> _Page extract_

Monday, Jun. 23, 1930

Body Remodelers

New York City last week opened six free clinics for plastic surgery. No other U. S. community has so many such institutions for remodeling marred and malformed humans. Like all free clinics these have a double purpose: to give the supervision of experts to those too poor to pay for private surgery; to provide practice material for students of a specialty. Mere beauty seekers were being rejected from the New York clinics last week. The first cases accepted were disfigurements and distortions caused by injuries demanding previous urgent operations where there had not been time for cosmetic repairs. Also accepted were persons ravaged by cancer and tuberculosis.

The world's most famed plastic surgery hospital, Queens Hospital for Facial Injuries at Sidcup, Kent, England, ceased functioning last autumn. From its open-ing in 1917 it handled 19,000 cases. Its most skilled staff member, Dr. Harold Delf Gillies, sometimes performed 30 separate operations on a single case. He, 48 last week, born at Dunedin, N. Z., is now plastic surgeon to three London hospitals and to the Royal Air Force. U. S. dentists know him as an honorary member of their national association. Sportsmen recall him. as playing golf for England against Scotland in 1908, 1925, 1926, as winning St. George's Grand Challenge Cup in 1913.

> _Task directions_
Quote the stretch of the 1930 article on plastic surgery from "New York City" through "cancer and tuberculosis.". The records after this point are separate material and have no connection to the article above.

> _Data listing_
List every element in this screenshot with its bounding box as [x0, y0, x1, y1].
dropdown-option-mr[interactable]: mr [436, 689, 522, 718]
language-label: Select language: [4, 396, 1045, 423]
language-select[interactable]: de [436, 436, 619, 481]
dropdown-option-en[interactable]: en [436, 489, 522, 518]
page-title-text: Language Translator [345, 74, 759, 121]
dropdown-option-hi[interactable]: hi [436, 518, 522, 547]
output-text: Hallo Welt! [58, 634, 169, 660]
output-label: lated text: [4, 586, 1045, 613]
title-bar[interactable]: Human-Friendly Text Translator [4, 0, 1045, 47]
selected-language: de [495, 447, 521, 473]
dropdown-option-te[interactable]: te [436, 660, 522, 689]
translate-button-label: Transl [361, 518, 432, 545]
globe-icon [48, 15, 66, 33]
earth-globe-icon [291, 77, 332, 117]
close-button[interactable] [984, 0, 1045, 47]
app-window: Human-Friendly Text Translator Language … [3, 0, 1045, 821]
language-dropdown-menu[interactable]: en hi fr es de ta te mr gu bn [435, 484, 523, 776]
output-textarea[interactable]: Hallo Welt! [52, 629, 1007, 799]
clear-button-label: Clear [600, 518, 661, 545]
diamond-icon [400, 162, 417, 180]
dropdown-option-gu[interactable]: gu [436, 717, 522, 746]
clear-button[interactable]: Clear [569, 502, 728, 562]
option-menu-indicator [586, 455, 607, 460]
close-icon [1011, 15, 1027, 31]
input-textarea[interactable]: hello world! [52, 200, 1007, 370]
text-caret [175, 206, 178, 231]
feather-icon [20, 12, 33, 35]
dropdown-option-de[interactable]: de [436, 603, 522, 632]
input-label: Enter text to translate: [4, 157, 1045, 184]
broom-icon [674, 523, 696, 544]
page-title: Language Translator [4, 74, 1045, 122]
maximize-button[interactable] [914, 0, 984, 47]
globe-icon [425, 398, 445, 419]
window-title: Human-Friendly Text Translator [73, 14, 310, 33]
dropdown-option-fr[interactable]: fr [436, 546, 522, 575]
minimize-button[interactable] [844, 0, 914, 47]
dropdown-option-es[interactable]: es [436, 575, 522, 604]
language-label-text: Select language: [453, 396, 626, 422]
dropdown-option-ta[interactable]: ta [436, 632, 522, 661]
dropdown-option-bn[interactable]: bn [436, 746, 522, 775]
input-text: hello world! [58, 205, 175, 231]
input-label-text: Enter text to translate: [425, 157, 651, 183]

> _Your response_
New York City last week opened six free clinics for plastic surgery. No other U. S. community has so many such institutions for remodeling marred and malformed humans. Like all free clinics these have a double purpose: to give the supervision of experts to those too poor to pay for private surgery; to provide practice material for students of a specialty. Mere beauty seekers were being rejected from the New York clinics last week. The first cases accepted were disfigurements and distortions caused by injuries demanding previous urgent operations where there had not been time for cosmetic repairs. Also accepted were persons ravaged by cancer and tuberculosis.